Dataset items
────────────────

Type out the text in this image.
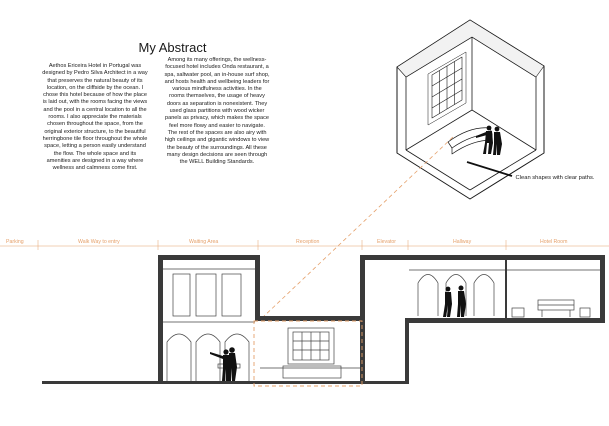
My Abstract
Aethos Ericeira Hotel in Portugal was designed by Pedro Silva Architect in a way that preserves the natural beauty of its location, on the cliffside by the ocean. I chose this hotel because of how the place is laid out, with the rooms facing the views and the pool in a central location to all the rooms. I also appreciate the materials chosen throughout the space, from the original exterior structure, to the beautiful herringbone tile floor throughout the whole space, letting a person easily understand the flow. The whole space and its amenities are designed in a way where wellness and calmness come first.
Among its many offerings, the wellness-focused hotel includes Onda restaurant, a spa, saltwater pool, an in-house surf shop, and hosts health and wellbeing leaders for various mindfulness activities. In the rooms themselves, the usage of heavy doors as separation is nonexistent. They used glass partitions with wood wicker panels as privacy, which makes the space feel more flowy and easier to navigate. The rest of the spaces are also airy with high ceilings and gigantic windows to view the beauty of the surroundings. All these many design decisions are seen through the WELL Building Standards.
Clean shapes with clear paths.
Parking	Walk Way to entry	Waiting Area	Reception	Elevator	Hallway	Hotel Room
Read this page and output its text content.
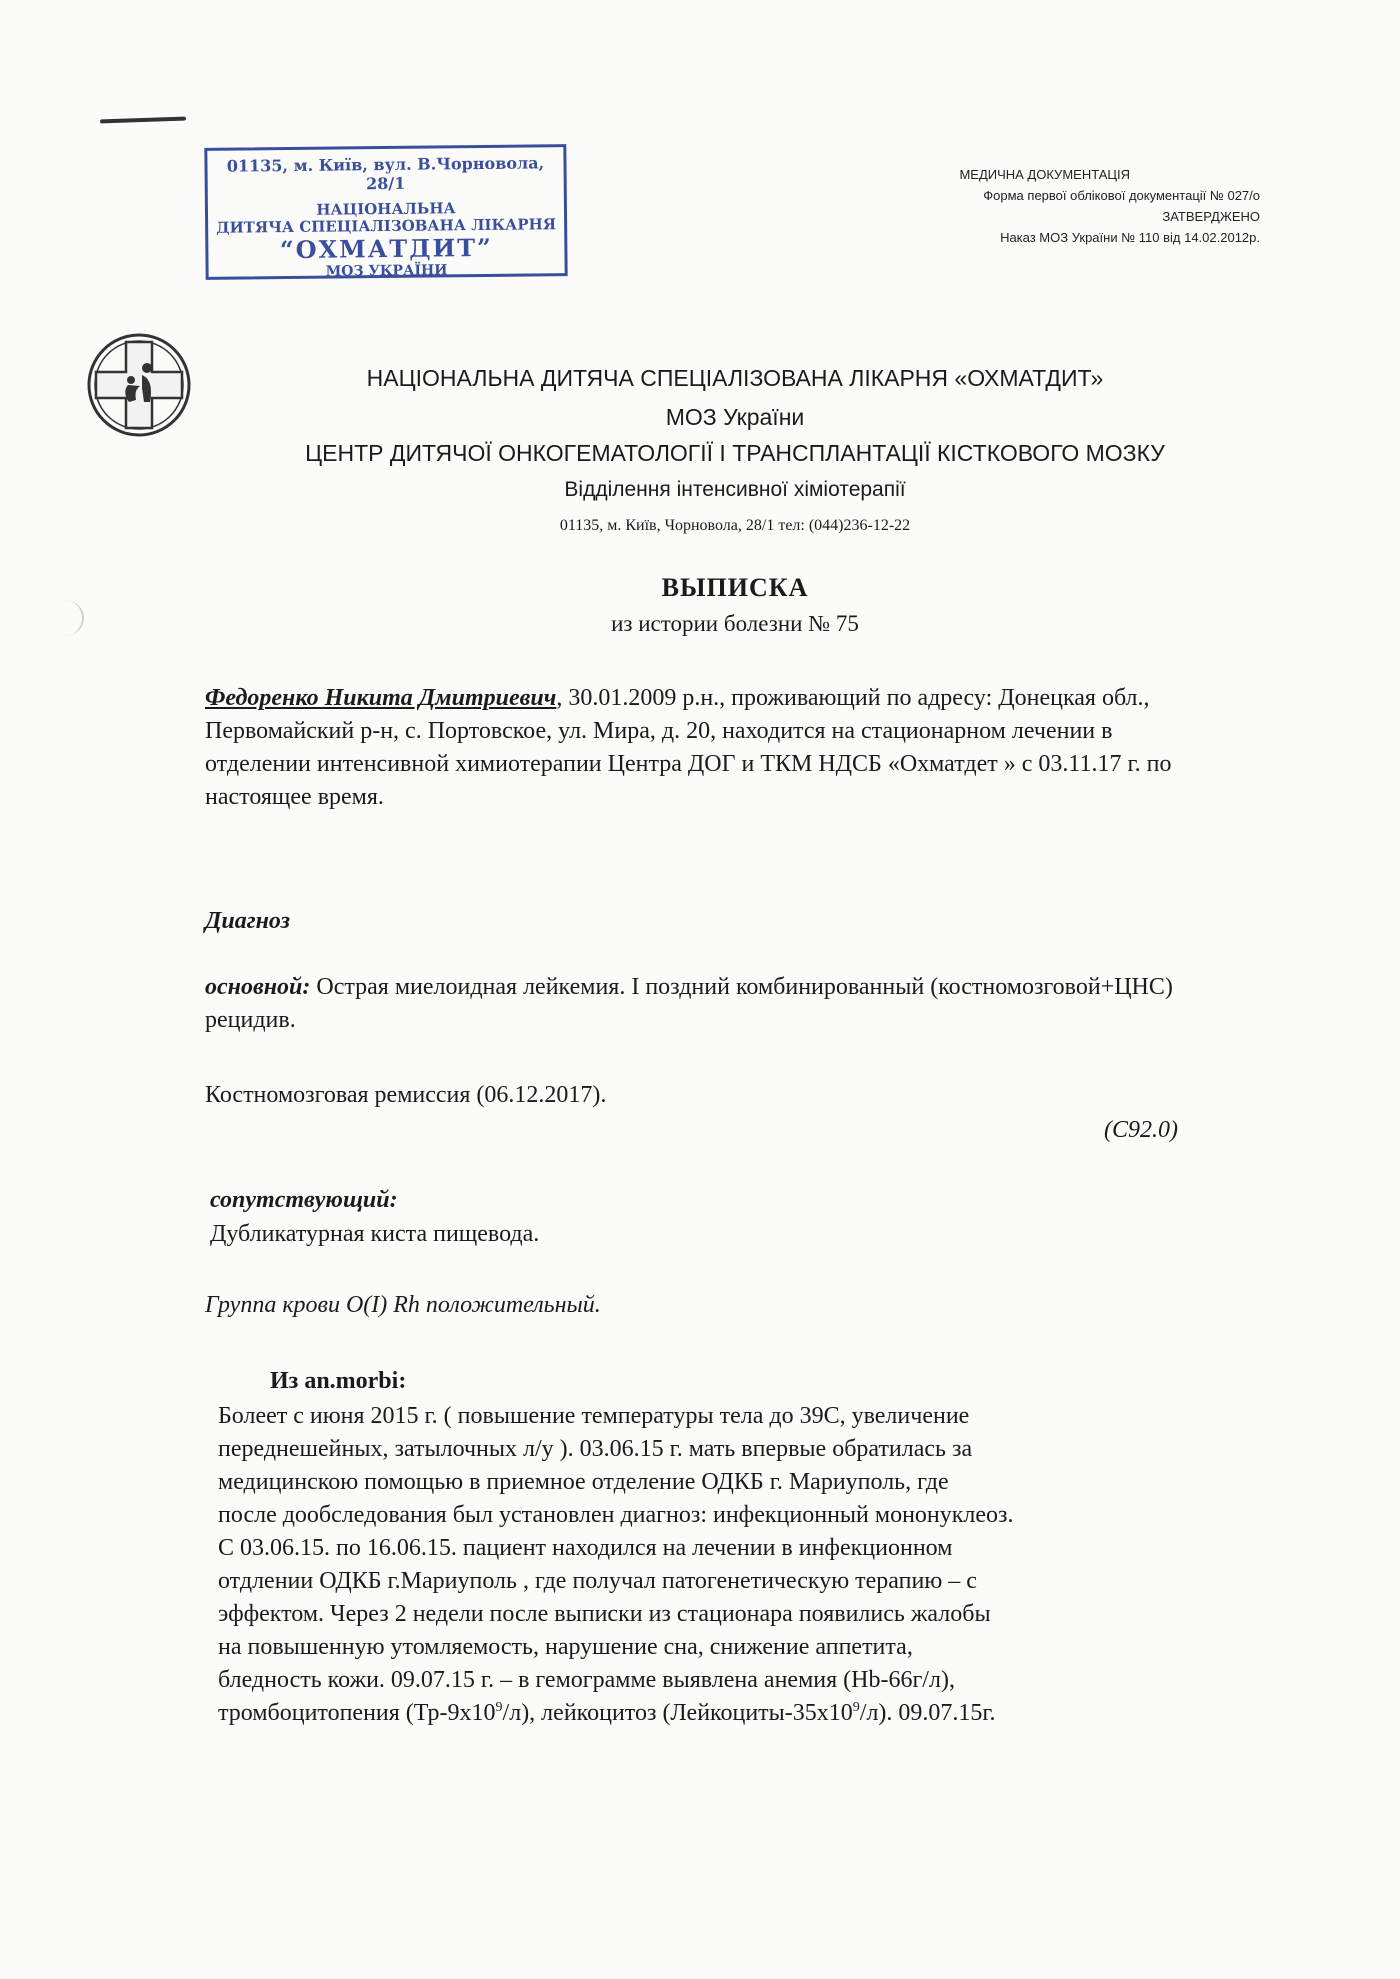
01135, м. Київ, вул. В.Чорновола, 28/1
НАЦІОНАЛЬНА
ДИТЯЧА СПЕЦІАЛІЗОВАНА ЛІКАРНЯ
“ОХМАТДИТ”
МОЗ УКРАЇНИ
МЕДИЧНА ДОКУМЕНТАЦІЯ
Форма первої облікової документації № 027/о
ЗАТВЕРДЖЕНО
Наказ МОЗ України № 110 від 14.02.2012р.
НАЦІОНАЛЬНА ДИТЯЧА СПЕЦІАЛІЗОВАНА ЛІКАРНЯ «ОХМАТДИТ»
МОЗ України
ЦЕНТР ДИТЯЧОЇ ОНКОГЕМАТОЛОГІЇ І ТРАНСПЛАНТАЦІЇ КІСТКОВОГО МОЗКУ
Відділення інтенсивної хіміотерапії
01135, м. Київ, Чорновола, 28/1 тел: (044)236-12-22
ВЫПИСКА
из истории болезни № 75
Федоренко Никита Дмитриевич, 30.01.2009 р.н., проживающий по адресу: Донецкая обл., Первомайский р-н, с. Портовское, ул. Мира, д. 20, находится на стационарном лечении в отделении интенсивной химиотерапии Центра ДОГ и ТКМ НДСБ «Охматдет » с 03.11.17 г. по настоящее время.
Диагноз
основной: Острая миелоидная лейкемия. I поздний комбинированный (костномозговой+ЦНС) рецидив.
Костномозговая ремиссия (06.12.2017).
(С92.0)
сопутствующий:
Дубликатурная киста пищевода.
Группа крови O(I) Rh положительный.
Из an.morbi:

Болеет с июня 2015 г. ( повышение температуры тела до 39С, увеличение

переднешейных, затылочных л/у ). 03.06.15 г. мать впервые обратилась за

медицинскою помощью в приемное отделение ОДКБ г. Мариуполь, где

после дообследования был установлен диагноз: инфекционный мононуклеоз.

С 03.06.15. по 16.06.15. пациент находился на лечении в инфекционном

отдлении ОДКБ г.Мариуполь , где получал патогенетическую терапию – с

эффектом. Через 2 недели после выписки из стационара появились жалобы

на повышенную утомляемость, нарушение сна, снижение аппетита,

бледность кожи. 09.07.15 г. – в гемограмме выявлена анемия (Нb-66г/л),

тромбоцитопения $(Тр-9х10^9/л)$, лейкоцитоз $(Лейкоциты-35х10^9/л)$. 09.07.15г.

────────────────

DESCRIPTION OF THE TASK
Restate the whole listing above exactly, except for its images.

RESPONSE
Type out the text in this image.
My Abstract
Aethos Ericeira Hotel in Portugal was designed by Pedro Silva Architect in a way that preserves the natural beauty of its location, on the cliffside by the ocean. I chose this hotel because of how the place is laid out, with the rooms facing the views and the pool in a central location to all the rooms. I also appreciate the materials chosen throughout the space, from the original exterior structure, to the beautiful herringbone tile floor throughout the whole space, letting a person easily understand the flow. The whole space and its amenities are designed in a way where wellness and calmness come first.
Among its many offerings, the wellness-focused hotel includes Onda restaurant, a spa, saltwater pool, an in-house surf shop, and hosts health and wellbeing leaders for various mindfulness activities. In the rooms themselves, the usage of heavy doors as separation is nonexistent. They used glass partitions with wood wicker panels as privacy, which makes the space feel more flowy and easier to navigate. The rest of the spaces are also airy with high ceilings and gigantic windows to view the beauty of the surroundings. All these many design decisions are seen through the WELL Building Standards.
Clean shapes with clear paths.
Parking	Walk Way to entry	Waiting Area	Reception	Elevator	Hallway	Hotel Room
Read this page and output its text content.
01135, м. Київ, вул. В.Чорновола, 28/1
НАЦІОНАЛЬНА
ДИТЯЧА СПЕЦІАЛІЗОВАНА ЛІКАРНЯ
“ОХМАТДИТ”
МОЗ УКРАЇНИ
МЕДИЧНА ДОКУМЕНТАЦІЯ
Форма первої облікової документації № 027/о
ЗАТВЕРДЖЕНО
Наказ МОЗ України № 110 від 14.02.2012р.
НАЦІОНАЛЬНА ДИТЯЧА СПЕЦІАЛІЗОВАНА ЛІКАРНЯ «ОХМАТДИТ»
МОЗ України
ЦЕНТР ДИТЯЧОЇ ОНКОГЕМАТОЛОГІЇ І ТРАНСПЛАНТАЦІЇ КІСТКОВОГО МОЗКУ
Відділення інтенсивної хіміотерапії
01135, м. Київ, Чорновола, 28/1 тел: (044)236-12-22
ВЫПИСКА
из истории болезни № 75
Федоренко Никита Дмитриевич, 30.01.2009 р.н., проживающий по адресу: Донецкая обл., Первомайский р-н, с. Портовское, ул. Мира, д. 20, находится на стационарном лечении в отделении интенсивной химиотерапии Центра ДОГ и ТКМ НДСБ «Охматдет » с 03.11.17 г. по настоящее время.
Диагноз
основной: Острая миелоидная лейкемия. I поздний комбинированный (костномозговой+ЦНС) рецидив.
Костномозговая ремиссия (06.12.2017).
(С92.0)
сопутствующий:
Дубликатурная киста пищевода.
Группа крови O(I) Rh положительный.
Из an.morbi:

Болеет с июня 2015 г. ( повышение температуры тела до 39С, увеличение

переднешейных, затылочных л/у ). 03.06.15 г. мать впервые обратилась за

медицинскою помощью в приемное отделение ОДКБ г. Мариуполь, где

после дообследования был установлен диагноз: инфекционный мононуклеоз.

С 03.06.15. по 16.06.15. пациент находился на лечении в инфекционном

отдлении ОДКБ г.Мариуполь , где получал патогенетическую терапию – с

эффектом. Через 2 недели после выписки из стационара появились жалобы

на повышенную утомляемость, нарушение сна, снижение аппетита,

бледность кожи. 09.07.15 г. – в гемограмме выявлена анемия (Нb-66г/л),

тромбоцитопения $(Тр-9х10^9/л)$, лейкоцитоз $(Лейкоциты-35х10^9/л)$. 09.07.15г.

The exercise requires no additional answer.